OBJECTIVE - Reproduce the whole listing, character for character.

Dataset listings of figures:
____
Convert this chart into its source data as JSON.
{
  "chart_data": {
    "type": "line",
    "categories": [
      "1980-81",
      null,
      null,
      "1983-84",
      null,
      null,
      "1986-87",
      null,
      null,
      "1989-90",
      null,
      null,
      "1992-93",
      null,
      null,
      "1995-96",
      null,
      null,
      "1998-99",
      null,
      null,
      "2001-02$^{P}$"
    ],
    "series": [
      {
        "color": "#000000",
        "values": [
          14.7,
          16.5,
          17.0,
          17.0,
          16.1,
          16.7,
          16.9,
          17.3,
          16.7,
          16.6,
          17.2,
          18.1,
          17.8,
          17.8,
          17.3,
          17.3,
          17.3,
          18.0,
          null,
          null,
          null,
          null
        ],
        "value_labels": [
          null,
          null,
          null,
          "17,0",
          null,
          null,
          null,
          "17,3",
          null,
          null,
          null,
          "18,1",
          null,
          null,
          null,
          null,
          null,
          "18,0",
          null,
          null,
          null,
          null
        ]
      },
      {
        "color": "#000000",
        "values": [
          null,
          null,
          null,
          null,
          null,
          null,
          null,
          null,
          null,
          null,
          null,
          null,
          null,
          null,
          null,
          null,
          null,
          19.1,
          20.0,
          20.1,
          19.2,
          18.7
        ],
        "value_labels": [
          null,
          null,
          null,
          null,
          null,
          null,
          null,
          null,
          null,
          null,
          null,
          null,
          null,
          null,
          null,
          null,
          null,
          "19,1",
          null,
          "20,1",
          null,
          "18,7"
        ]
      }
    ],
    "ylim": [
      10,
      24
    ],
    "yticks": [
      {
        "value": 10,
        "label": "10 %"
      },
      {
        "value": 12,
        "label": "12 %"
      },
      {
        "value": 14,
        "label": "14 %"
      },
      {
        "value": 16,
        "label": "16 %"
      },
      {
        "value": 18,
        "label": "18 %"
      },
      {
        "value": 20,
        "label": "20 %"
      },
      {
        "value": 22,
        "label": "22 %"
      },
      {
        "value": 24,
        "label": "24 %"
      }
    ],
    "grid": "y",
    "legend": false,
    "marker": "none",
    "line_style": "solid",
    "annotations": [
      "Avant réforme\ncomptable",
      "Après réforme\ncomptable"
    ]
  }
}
____
CORRECT RESPONSE -
Convert this chart into its source data as JSON.
{
  "chart_data": {
    "type": "line",
    "categories": [
      "1980-81",
      null,
      null,
      "1983-84",
      null,
      null,
      "1986-87",
      null,
      null,
      "1989-90",
      null,
      null,
      "1992-93",
      null,
      null,
      "1995-96",
      null,
      null,
      "1998-99",
      null,
      null,
      "2001-02$^{P}$"
    ],
    "series": [
      {
        "color": "#000000",
        "values": [
          14.7,
          16.5,
          17.0,
          17.0,
          16.1,
          16.7,
          16.9,
          17.3,
          16.7,
          16.6,
          17.2,
          18.1,
          17.8,
          17.8,
          17.3,
          17.3,
          17.3,
          18.0,
          null,
          null,
          null,
          null
        ],
        "value_labels": [
          null,
          null,
          null,
          "17,0",
          null,
          null,
          null,
          "17,3",
          null,
          null,
          null,
          "18,1",
          null,
          null,
          null,
          null,
          null,
          "18,0",
          null,
          null,
          null,
          null
        ]
      },
      {
        "color": "#000000",
        "values": [
          null,
          null,
          null,
          null,
          null,
          null,
          null,
          null,
          null,
          null,
          null,
          null,
          null,
          null,
          null,
          null,
          null,
          19.1,
          20.0,
          20.1,
          19.2,
          18.7
        ],
        "value_labels": [
          null,
          null,
          null,
          null,
          null,
          null,
          null,
          null,
          null,
          null,
          null,
          null,
          null,
          null,
          null,
          null,
          null,
          "19,1",
          null,
          "20,1",
          null,
          "18,7"
        ]
      }
    ],
    "ylim": [
      10,
      24
    ],
    "yticks": [
      {
        "value": 10,
        "label": "10 %"
      },
      {
        "value": 12,
        "label": "12 %"
      },
      {
        "value": 14,
        "label": "14 %"
      },
      {
        "value": 16,
        "label": "16 %"
      },
      {
        "value": 18,
        "label": "18 %"
      },
      {
        "value": 20,
        "label": "20 %"
      },
      {
        "value": 22,
        "label": "22 %"
      },
      {
        "value": 24,
        "label": "24 %"
      }
    ],
    "grid": "y",
    "legend": false,
    "marker": "none",
    "line_style": "solid",
    "annotations": [
      "Avant réforme\ncomptable",
      "Après réforme\ncomptable"
    ]
  }
}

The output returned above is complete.